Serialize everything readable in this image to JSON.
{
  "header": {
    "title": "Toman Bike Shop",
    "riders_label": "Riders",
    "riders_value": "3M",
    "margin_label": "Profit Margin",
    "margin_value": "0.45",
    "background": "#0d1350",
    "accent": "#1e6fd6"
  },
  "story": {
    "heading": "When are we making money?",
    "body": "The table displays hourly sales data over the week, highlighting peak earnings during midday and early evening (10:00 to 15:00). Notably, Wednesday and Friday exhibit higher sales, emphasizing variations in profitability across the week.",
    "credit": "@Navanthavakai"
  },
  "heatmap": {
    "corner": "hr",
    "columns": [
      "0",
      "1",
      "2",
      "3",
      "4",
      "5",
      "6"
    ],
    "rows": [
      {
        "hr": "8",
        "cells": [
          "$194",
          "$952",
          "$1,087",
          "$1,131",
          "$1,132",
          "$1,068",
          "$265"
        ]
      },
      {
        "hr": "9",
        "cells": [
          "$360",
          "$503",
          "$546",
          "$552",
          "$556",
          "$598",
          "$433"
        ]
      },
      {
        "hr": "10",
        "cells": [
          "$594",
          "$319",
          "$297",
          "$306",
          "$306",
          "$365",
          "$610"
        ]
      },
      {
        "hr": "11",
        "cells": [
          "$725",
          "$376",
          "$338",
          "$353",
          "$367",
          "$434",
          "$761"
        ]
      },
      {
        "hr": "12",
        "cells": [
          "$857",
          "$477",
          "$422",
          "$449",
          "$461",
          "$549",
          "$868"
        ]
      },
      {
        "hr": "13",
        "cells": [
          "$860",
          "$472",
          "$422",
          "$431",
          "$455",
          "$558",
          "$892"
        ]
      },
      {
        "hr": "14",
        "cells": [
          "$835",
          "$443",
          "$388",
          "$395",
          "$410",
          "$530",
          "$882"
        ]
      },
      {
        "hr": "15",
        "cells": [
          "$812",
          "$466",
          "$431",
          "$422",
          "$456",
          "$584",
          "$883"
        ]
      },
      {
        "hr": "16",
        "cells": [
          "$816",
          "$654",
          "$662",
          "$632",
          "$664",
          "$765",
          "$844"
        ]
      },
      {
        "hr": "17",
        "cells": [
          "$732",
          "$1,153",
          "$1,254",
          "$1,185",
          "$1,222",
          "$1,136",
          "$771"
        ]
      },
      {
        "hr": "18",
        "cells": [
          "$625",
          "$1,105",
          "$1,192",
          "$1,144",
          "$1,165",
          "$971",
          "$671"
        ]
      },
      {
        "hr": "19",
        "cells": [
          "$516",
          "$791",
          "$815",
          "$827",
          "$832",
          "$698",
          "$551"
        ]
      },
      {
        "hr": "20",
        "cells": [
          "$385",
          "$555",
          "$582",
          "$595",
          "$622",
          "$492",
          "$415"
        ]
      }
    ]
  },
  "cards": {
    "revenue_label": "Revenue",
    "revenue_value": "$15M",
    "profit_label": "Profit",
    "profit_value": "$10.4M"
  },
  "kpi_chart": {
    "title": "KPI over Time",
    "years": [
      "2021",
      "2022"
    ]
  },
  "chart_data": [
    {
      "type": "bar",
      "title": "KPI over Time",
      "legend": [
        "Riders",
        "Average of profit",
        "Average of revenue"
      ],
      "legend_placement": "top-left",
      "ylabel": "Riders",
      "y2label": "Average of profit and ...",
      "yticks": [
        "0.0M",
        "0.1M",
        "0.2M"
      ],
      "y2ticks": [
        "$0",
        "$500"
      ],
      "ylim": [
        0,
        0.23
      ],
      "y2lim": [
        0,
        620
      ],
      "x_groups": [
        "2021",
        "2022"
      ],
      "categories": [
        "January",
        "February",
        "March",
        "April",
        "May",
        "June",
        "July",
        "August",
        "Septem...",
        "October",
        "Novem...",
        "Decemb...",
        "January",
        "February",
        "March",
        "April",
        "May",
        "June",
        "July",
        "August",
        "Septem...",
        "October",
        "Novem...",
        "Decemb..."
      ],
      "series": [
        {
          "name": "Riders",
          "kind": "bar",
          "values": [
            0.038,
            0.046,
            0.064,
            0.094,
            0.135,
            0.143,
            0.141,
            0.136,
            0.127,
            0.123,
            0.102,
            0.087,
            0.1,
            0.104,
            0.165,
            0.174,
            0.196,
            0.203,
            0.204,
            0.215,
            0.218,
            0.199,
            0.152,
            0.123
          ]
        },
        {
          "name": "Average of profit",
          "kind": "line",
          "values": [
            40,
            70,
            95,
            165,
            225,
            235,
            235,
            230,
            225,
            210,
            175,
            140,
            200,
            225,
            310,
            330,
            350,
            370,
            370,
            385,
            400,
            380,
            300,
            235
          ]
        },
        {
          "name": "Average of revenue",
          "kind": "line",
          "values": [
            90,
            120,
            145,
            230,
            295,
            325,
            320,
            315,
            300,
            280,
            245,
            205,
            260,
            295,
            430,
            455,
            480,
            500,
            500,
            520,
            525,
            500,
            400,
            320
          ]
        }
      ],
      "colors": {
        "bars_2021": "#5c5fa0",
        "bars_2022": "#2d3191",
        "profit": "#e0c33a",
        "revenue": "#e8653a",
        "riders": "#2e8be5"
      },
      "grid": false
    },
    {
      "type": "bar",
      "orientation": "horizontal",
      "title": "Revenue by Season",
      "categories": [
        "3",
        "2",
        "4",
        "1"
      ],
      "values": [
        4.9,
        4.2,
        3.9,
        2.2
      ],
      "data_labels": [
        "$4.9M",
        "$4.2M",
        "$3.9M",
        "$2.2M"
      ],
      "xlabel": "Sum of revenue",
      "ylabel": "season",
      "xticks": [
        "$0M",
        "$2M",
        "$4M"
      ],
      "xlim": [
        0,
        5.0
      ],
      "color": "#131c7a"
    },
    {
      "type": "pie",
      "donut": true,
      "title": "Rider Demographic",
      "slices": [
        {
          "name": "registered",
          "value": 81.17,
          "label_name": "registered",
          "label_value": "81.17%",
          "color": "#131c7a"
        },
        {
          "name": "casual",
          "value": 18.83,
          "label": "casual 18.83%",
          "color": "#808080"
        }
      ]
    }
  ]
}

# # #

TASK INSTRUCTIONS ▸
Retype every record above exactly as it appears.

IN RESPONSE ▸
Serialize everything readable in this image to JSON.
{
  "header": {
    "title": "Toman Bike Shop",
    "riders_label": "Riders",
    "riders_value": "3M",
    "margin_label": "Profit Margin",
    "margin_value": "0.45",
    "background": "#0d1350",
    "accent": "#1e6fd6"
  },
  "story": {
    "heading": "When are we making money?",
    "body": "The table displays hourly sales data over the week, highlighting peak earnings during midday and early evening (10:00 to 15:00). Notably, Wednesday and Friday exhibit higher sales, emphasizing variations in profitability across the week.",
    "credit": "@Navanthavakai"
  },
  "heatmap": {
    "corner": "hr",
    "columns": [
      "0",
      "1",
      "2",
      "3",
      "4",
      "5",
      "6"
    ],
    "rows": [
      {
        "hr": "8",
        "cells": [
          "$194",
          "$952",
          "$1,087",
          "$1,131",
          "$1,132",
          "$1,068",
          "$265"
        ]
      },
      {
        "hr": "9",
        "cells": [
          "$360",
          "$503",
          "$546",
          "$552",
          "$556",
          "$598",
          "$433"
        ]
      },
      {
        "hr": "10",
        "cells": [
          "$594",
          "$319",
          "$297",
          "$306",
          "$306",
          "$365",
          "$610"
        ]
      },
      {
        "hr": "11",
        "cells": [
          "$725",
          "$376",
          "$338",
          "$353",
          "$367",
          "$434",
          "$761"
        ]
      },
      {
        "hr": "12",
        "cells": [
          "$857",
          "$477",
          "$422",
          "$449",
          "$461",
          "$549",
          "$868"
        ]
      },
      {
        "hr": "13",
        "cells": [
          "$860",
          "$472",
          "$422",
          "$431",
          "$455",
          "$558",
          "$892"
        ]
      },
      {
        "hr": "14",
        "cells": [
          "$835",
          "$443",
          "$388",
          "$395",
          "$410",
          "$530",
          "$882"
        ]
      },
      {
        "hr": "15",
        "cells": [
          "$812",
          "$466",
          "$431",
          "$422",
          "$456",
          "$584",
          "$883"
        ]
      },
      {
        "hr": "16",
        "cells": [
          "$816",
          "$654",
          "$662",
          "$632",
          "$664",
          "$765",
          "$844"
        ]
      },
      {
        "hr": "17",
        "cells": [
          "$732",
          "$1,153",
          "$1,254",
          "$1,185",
          "$1,222",
          "$1,136",
          "$771"
        ]
      },
      {
        "hr": "18",
        "cells": [
          "$625",
          "$1,105",
          "$1,192",
          "$1,144",
          "$1,165",
          "$971",
          "$671"
        ]
      },
      {
        "hr": "19",
        "cells": [
          "$516",
          "$791",
          "$815",
          "$827",
          "$832",
          "$698",
          "$551"
        ]
      },
      {
        "hr": "20",
        "cells": [
          "$385",
          "$555",
          "$582",
          "$595",
          "$622",
          "$492",
          "$415"
        ]
      }
    ]
  },
  "cards": {
    "revenue_label": "Revenue",
    "revenue_value": "$15M",
    "profit_label": "Profit",
    "profit_value": "$10.4M"
  },
  "kpi_chart": {
    "title": "KPI over Time",
    "years": [
      "2021",
      "2022"
    ]
  },
  "chart_data": [
    {
      "type": "bar",
      "title": "KPI over Time",
      "legend": [
        "Riders",
        "Average of profit",
        "Average of revenue"
      ],
      "legend_placement": "top-left",
      "ylabel": "Riders",
      "y2label": "Average of profit and ...",
      "yticks": [
        "0.0M",
        "0.1M",
        "0.2M"
      ],
      "y2ticks": [
        "$0",
        "$500"
      ],
      "ylim": [
        0,
        0.23
      ],
      "y2lim": [
        0,
        620
      ],
      "x_groups": [
        "2021",
        "2022"
      ],
      "categories": [
        "January",
        "February",
        "March",
        "April",
        "May",
        "June",
        "July",
        "August",
        "Septem...",
        "October",
        "Novem...",
        "Decemb...",
        "January",
        "February",
        "March",
        "April",
        "May",
        "June",
        "July",
        "August",
        "Septem...",
        "October",
        "Novem...",
        "Decemb..."
      ],
      "series": [
        {
          "name": "Riders",
          "kind": "bar",
          "values": [
            0.038,
            0.046,
            0.064,
            0.094,
            0.135,
            0.143,
            0.141,
            0.136,
            0.127,
            0.123,
            0.102,
            0.087,
            0.1,
            0.104,
            0.165,
            0.174,
            0.196,
            0.203,
            0.204,
            0.215,
            0.218,
            0.199,
            0.152,
            0.123
          ]
        },
        {
          "name": "Average of profit",
          "kind": "line",
          "values": [
            40,
            70,
            95,
            165,
            225,
            235,
            235,
            230,
            225,
            210,
            175,
            140,
            200,
            225,
            310,
            330,
            350,
            370,
            370,
            385,
            400,
            380,
            300,
            235
          ]
        },
        {
          "name": "Average of revenue",
          "kind": "line",
          "values": [
            90,
            120,
            145,
            230,
            295,
            325,
            320,
            315,
            300,
            280,
            245,
            205,
            260,
            295,
            430,
            455,
            480,
            500,
            500,
            520,
            525,
            500,
            400,
            320
          ]
        }
      ],
      "colors": {
        "bars_2021": "#5c5fa0",
        "bars_2022": "#2d3191",
        "profit": "#e0c33a",
        "revenue": "#e8653a",
        "riders": "#2e8be5"
      },
      "grid": false
    },
    {
      "type": "bar",
      "orientation": "horizontal",
      "title": "Revenue by Season",
      "categories": [
        "3",
        "2",
        "4",
        "1"
      ],
      "values": [
        4.9,
        4.2,
        3.9,
        2.2
      ],
      "data_labels": [
        "$4.9M",
        "$4.2M",
        "$3.9M",
        "$2.2M"
      ],
      "xlabel": "Sum of revenue",
      "ylabel": "season",
      "xticks": [
        "$0M",
        "$2M",
        "$4M"
      ],
      "xlim": [
        0,
        5.0
      ],
      "color": "#131c7a"
    },
    {
      "type": "pie",
      "donut": true,
      "title": "Rider Demographic",
      "slices": [
        {
          "name": "registered",
          "value": 81.17,
          "label_name": "registered",
          "label_value": "81.17%",
          "color": "#131c7a"
        },
        {
          "name": "casual",
          "value": 18.83,
          "label": "casual 18.83%",
          "color": "#808080"
        }
      ]
    }
  ]
}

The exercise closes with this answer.